((

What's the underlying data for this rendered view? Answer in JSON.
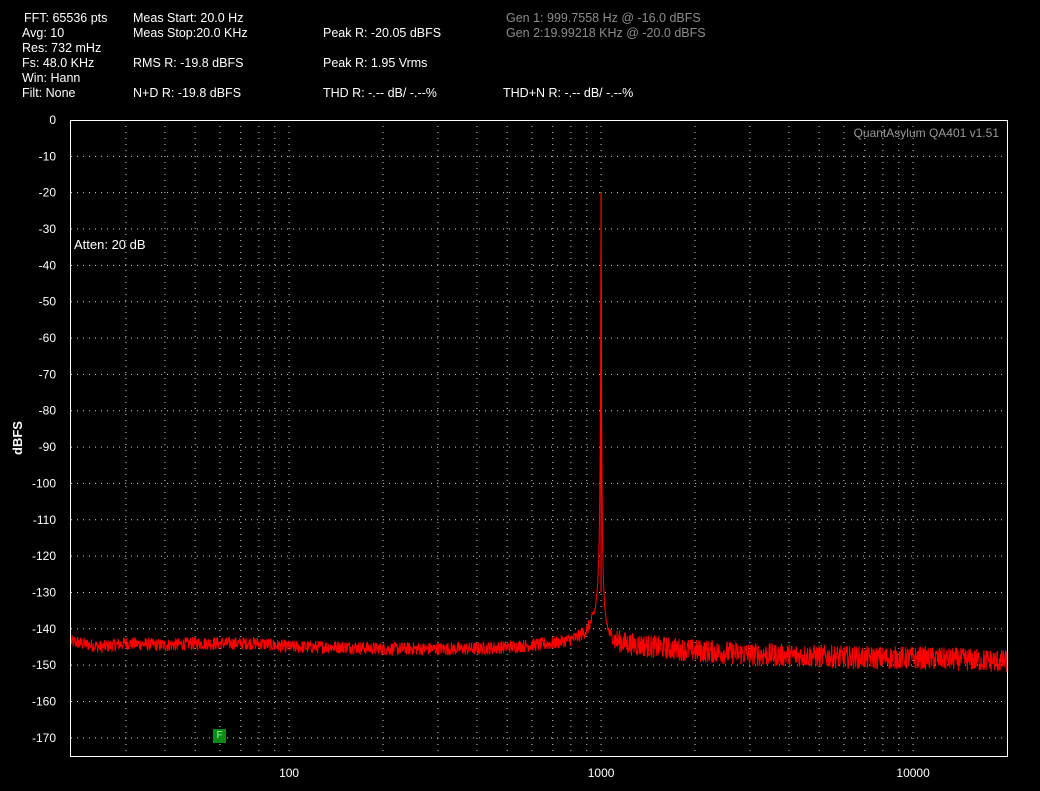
{
  "header": {
    "fft": "FFT: 65536 pts",
    "avg": "Avg: 10",
    "res": "Res: 732 mHz",
    "fs": "Fs: 48.0 KHz",
    "win": "Win: Hann",
    "filt": "Filt: None",
    "meas_start": "Meas Start: 20.0 Hz",
    "meas_stop": "Meas Stop:20.0 KHz",
    "rms": "RMS R: -19.8 dBFS",
    "nd": "N+D R: -19.8 dBFS",
    "peak_db": "Peak R: -20.05 dBFS",
    "peak_v": "Peak R: 1.95 Vrms",
    "thd": "THD R: -.-- dB/ -.--%",
    "thdn": "THD+N R: -.-- dB/ -.--%",
    "gen1": "Gen 1: 999.7558 Hz @ -16.0  dBFS",
    "gen2": "Gen 2:19.99218 KHz @ -20.0  dBFS"
  },
  "watermark": "QuantAsylum QA401 v1.51",
  "atten": "Atten: 20 dB",
  "marker_label": "F",
  "colors": {
    "trace": "#ff0000",
    "grid": "#d0d0d0",
    "background": "#000000",
    "frame": "#ffffff"
  },
  "chart_data": {
    "type": "line",
    "xlabel": "",
    "ylabel": "dBFS",
    "xscale": "log",
    "xlim": [
      20,
      20000
    ],
    "ylim": [
      -175,
      0
    ],
    "x_ticks": [
      100,
      1000,
      10000
    ],
    "x_tick_labels": [
      "100",
      "1000",
      "10000"
    ],
    "y_ticks": [
      0,
      -10,
      -20,
      -30,
      -40,
      -50,
      -60,
      -70,
      -80,
      -90,
      -100,
      -110,
      -120,
      -130,
      -140,
      -150,
      -160,
      -170
    ],
    "y_tick_labels": [
      "0",
      "-10",
      "-20",
      "-30",
      "-40",
      "-50",
      "-60",
      "-70",
      "-80",
      "-90",
      "-100",
      "-110",
      "-120",
      "-130",
      "-140",
      "-150",
      "-160",
      "-170"
    ],
    "grid": true,
    "series": [
      {
        "x": [
          20,
          25,
          30,
          40,
          50,
          60,
          80,
          100,
          150,
          200,
          300,
          400,
          500,
          600,
          700,
          800,
          850,
          900,
          940,
          960,
          975,
          985,
          992,
          996,
          999.76,
          1004,
          1008,
          1015,
          1025,
          1040,
          1060,
          1100,
          1200,
          1500,
          2000,
          3000,
          5000,
          7000,
          10000,
          15000,
          20000
        ],
        "values": [
          -143.5,
          -145,
          -144,
          -144.5,
          -144,
          -144,
          -144,
          -145,
          -145,
          -145.5,
          -145.5,
          -145.5,
          -145,
          -144.5,
          -144,
          -143,
          -142,
          -140.5,
          -137,
          -134,
          -128,
          -118,
          -100,
          -75,
          -20.05,
          -80,
          -108,
          -124,
          -133,
          -138,
          -141,
          -143,
          -144,
          -145,
          -146,
          -147,
          -147.5,
          -148,
          -148,
          -148.5,
          -149
        ]
      }
    ],
    "markers": [
      {
        "label": "F",
        "x": 60,
        "y": -170
      }
    ]
  }
}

))

*EXERCISE BRIEF*: Output an exact copy of the material, with the pictures removed.

*ANSWER TO THE TASK*:
What's the underlying data for this rendered view? Answer in JSON.
{
  "header": {
    "fft": "FFT: 65536 pts",
    "avg": "Avg: 10",
    "res": "Res: 732 mHz",
    "fs": "Fs: 48.0 KHz",
    "win": "Win: Hann",
    "filt": "Filt: None",
    "meas_start": "Meas Start: 20.0 Hz",
    "meas_stop": "Meas Stop:20.0 KHz",
    "rms": "RMS R: -19.8 dBFS",
    "nd": "N+D R: -19.8 dBFS",
    "peak_db": "Peak R: -20.05 dBFS",
    "peak_v": "Peak R: 1.95 Vrms",
    "thd": "THD R: -.-- dB/ -.--%",
    "thdn": "THD+N R: -.-- dB/ -.--%",
    "gen1": "Gen 1: 999.7558 Hz @ -16.0  dBFS",
    "gen2": "Gen 2:19.99218 KHz @ -20.0  dBFS"
  },
  "watermark": "QuantAsylum QA401 v1.51",
  "atten": "Atten: 20 dB",
  "marker_label": "F",
  "colors": {
    "trace": "#ff0000",
    "grid": "#d0d0d0",
    "background": "#000000",
    "frame": "#ffffff"
  },
  "chart_data": {
    "type": "line",
    "xlabel": "",
    "ylabel": "dBFS",
    "xscale": "log",
    "xlim": [
      20,
      20000
    ],
    "ylim": [
      -175,
      0
    ],
    "x_ticks": [
      100,
      1000,
      10000
    ],
    "x_tick_labels": [
      "100",
      "1000",
      "10000"
    ],
    "y_ticks": [
      0,
      -10,
      -20,
      -30,
      -40,
      -50,
      -60,
      -70,
      -80,
      -90,
      -100,
      -110,
      -120,
      -130,
      -140,
      -150,
      -160,
      -170
    ],
    "y_tick_labels": [
      "0",
      "-10",
      "-20",
      "-30",
      "-40",
      "-50",
      "-60",
      "-70",
      "-80",
      "-90",
      "-100",
      "-110",
      "-120",
      "-130",
      "-140",
      "-150",
      "-160",
      "-170"
    ],
    "grid": true,
    "series": [
      {
        "x": [
          20,
          25,
          30,
          40,
          50,
          60,
          80,
          100,
          150,
          200,
          300,
          400,
          500,
          600,
          700,
          800,
          850,
          900,
          940,
          960,
          975,
          985,
          992,
          996,
          999.76,
          1004,
          1008,
          1015,
          1025,
          1040,
          1060,
          1100,
          1200,
          1500,
          2000,
          3000,
          5000,
          7000,
          10000,
          15000,
          20000
        ],
        "values": [
          -143.5,
          -145,
          -144,
          -144.5,
          -144,
          -144,
          -144,
          -145,
          -145,
          -145.5,
          -145.5,
          -145.5,
          -145,
          -144.5,
          -144,
          -143,
          -142,
          -140.5,
          -137,
          -134,
          -128,
          -118,
          -100,
          -75,
          -20.05,
          -80,
          -108,
          -124,
          -133,
          -138,
          -141,
          -143,
          -144,
          -145,
          -146,
          -147,
          -147.5,
          -148,
          -148,
          -148.5,
          -149
        ]
      }
    ],
    "markers": [
      {
        "label": "F",
        "x": 60,
        "y": -170
      }
    ]
  }
}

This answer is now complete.